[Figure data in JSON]
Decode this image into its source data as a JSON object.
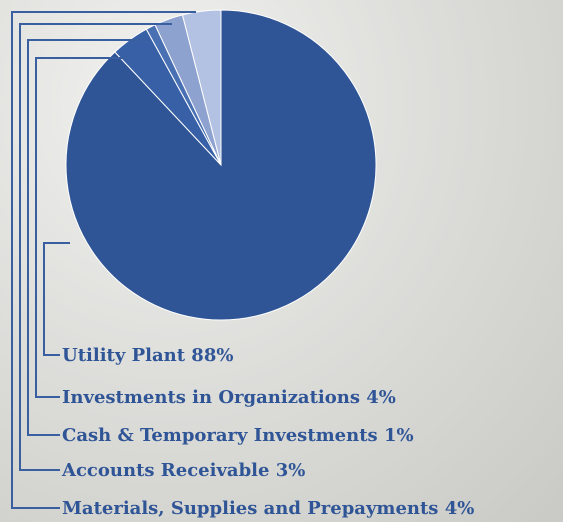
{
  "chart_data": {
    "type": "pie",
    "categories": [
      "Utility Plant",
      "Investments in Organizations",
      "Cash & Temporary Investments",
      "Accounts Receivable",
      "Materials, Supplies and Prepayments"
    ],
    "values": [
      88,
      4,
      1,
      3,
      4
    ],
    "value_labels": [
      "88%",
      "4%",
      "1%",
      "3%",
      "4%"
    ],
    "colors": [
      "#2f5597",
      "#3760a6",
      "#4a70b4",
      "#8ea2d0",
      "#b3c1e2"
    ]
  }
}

...

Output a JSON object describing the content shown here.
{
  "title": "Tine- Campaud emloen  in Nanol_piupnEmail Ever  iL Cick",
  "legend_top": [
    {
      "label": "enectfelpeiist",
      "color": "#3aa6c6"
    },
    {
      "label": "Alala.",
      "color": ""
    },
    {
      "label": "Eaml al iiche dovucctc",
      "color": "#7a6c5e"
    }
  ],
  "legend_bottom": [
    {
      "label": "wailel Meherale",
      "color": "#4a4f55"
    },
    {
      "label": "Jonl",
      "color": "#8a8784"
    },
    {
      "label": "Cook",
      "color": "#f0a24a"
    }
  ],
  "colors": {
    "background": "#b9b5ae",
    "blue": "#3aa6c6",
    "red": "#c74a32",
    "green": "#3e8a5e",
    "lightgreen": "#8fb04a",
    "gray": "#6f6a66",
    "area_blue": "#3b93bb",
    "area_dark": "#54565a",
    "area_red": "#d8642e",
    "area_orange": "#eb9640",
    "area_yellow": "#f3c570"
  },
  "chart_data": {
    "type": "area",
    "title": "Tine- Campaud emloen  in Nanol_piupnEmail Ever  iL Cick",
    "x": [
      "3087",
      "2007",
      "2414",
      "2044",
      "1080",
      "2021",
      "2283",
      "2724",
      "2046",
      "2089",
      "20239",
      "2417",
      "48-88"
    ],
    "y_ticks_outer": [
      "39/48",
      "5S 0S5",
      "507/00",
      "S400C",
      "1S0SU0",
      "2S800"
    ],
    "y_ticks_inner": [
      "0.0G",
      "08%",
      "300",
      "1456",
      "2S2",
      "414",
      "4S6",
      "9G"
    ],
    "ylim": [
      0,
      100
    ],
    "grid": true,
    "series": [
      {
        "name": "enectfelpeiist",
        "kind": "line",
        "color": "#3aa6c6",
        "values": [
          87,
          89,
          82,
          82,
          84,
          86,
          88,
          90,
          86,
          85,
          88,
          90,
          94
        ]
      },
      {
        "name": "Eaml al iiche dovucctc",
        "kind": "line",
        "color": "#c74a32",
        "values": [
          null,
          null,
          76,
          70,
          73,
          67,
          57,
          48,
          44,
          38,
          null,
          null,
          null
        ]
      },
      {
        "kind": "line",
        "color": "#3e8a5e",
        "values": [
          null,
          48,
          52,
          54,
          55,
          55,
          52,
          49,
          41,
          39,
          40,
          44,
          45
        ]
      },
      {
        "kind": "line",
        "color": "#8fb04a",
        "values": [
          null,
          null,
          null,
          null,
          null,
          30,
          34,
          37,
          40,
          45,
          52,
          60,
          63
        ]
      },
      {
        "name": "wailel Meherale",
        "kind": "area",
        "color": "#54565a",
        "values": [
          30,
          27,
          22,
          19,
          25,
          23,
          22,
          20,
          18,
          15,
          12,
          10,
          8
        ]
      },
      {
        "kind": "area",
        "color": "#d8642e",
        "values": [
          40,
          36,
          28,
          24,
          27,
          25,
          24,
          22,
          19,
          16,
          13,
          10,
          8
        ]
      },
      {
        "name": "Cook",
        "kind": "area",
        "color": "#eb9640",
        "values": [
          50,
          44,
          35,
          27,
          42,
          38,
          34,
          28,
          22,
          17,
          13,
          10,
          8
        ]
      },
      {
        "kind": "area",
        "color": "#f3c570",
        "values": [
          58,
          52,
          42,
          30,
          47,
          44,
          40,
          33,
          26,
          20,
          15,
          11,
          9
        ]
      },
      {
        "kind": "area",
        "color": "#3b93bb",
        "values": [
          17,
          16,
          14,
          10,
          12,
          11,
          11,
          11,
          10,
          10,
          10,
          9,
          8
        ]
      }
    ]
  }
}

* WORK TO DO
Show all lines above holding "iiche".

* ANSWER TO THIS TASK
      "label": "Eaml al iiche dovucctc",
        "name": "Eaml al iiche dovucctc",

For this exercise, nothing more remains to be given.